- _Written instruction_:
Render every entry exactly as it appears.

━━━ Extracted entries ━━━

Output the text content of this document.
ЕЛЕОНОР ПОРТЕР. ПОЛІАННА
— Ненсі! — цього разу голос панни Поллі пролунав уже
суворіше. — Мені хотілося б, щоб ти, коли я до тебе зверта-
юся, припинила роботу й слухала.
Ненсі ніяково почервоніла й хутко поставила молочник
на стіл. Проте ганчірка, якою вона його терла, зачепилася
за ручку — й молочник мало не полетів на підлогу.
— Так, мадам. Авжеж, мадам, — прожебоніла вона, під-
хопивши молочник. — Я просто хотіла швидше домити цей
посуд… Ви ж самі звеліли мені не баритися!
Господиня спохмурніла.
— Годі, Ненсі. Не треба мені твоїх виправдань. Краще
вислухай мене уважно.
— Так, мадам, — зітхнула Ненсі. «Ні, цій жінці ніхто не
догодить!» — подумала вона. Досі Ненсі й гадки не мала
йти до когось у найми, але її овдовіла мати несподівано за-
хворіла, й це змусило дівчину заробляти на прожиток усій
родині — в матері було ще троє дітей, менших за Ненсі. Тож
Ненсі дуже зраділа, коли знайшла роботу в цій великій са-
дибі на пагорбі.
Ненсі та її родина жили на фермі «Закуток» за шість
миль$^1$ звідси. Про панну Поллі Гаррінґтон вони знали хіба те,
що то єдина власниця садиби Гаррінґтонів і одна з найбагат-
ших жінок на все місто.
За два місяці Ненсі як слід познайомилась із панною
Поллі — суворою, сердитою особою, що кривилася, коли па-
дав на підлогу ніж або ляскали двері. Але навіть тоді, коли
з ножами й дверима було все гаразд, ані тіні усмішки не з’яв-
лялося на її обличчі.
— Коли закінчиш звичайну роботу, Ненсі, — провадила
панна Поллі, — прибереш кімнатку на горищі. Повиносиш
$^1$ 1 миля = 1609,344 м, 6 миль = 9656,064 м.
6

━━━

- _Full output_:
Output the text content of this document.
ЕЛЕОНОР ПОРТЕР. ПОЛІАННА
— Ненсі! — цього разу голос панни Поллі пролунав уже
суворіше. — Мені хотілося б, щоб ти, коли я до тебе зверта-
юся, припинила роботу й слухала.
Ненсі ніяково почервоніла й хутко поставила молочник
на стіл. Проте ганчірка, якою вона його терла, зачепилася
за ручку — й молочник мало не полетів на підлогу.
— Так, мадам. Авжеж, мадам, — прожебоніла вона, під-
хопивши молочник. — Я просто хотіла швидше домити цей
посуд… Ви ж самі звеліли мені не баритися!
Господиня спохмурніла.
— Годі, Ненсі. Не треба мені твоїх виправдань. Краще
вислухай мене уважно.
— Так, мадам, — зітхнула Ненсі. «Ні, цій жінці ніхто не
догодить!» — подумала вона. Досі Ненсі й гадки не мала
йти до когось у найми, але її овдовіла мати несподівано за-
хворіла, й це змусило дівчину заробляти на прожиток усій
родині — в матері було ще троє дітей, менших за Ненсі. Тож
Ненсі дуже зраділа, коли знайшла роботу в цій великій са-
дибі на пагорбі.
Ненсі та її родина жили на фермі «Закуток» за шість
миль$^1$ звідси. Про панну Поллі Гаррінґтон вони знали хіба те,
що то єдина власниця садиби Гаррінґтонів і одна з найбагат-
ших жінок на все місто.
За два місяці Ненсі як слід познайомилась із панною
Поллі — суворою, сердитою особою, що кривилася, коли па-
дав на підлогу ніж або ляскали двері. Але навіть тоді, коли
з ножами й дверима було все гаразд, ані тіні усмішки не з’яв-
лялося на її обличчі.
— Коли закінчиш звичайну роботу, Ненсі, — провадила
панна Поллі, — прибереш кімнатку на горищі. Повиносиш
$^1$ 1 миля = 1609,344 м, 6 миль = 9656,064 м.
6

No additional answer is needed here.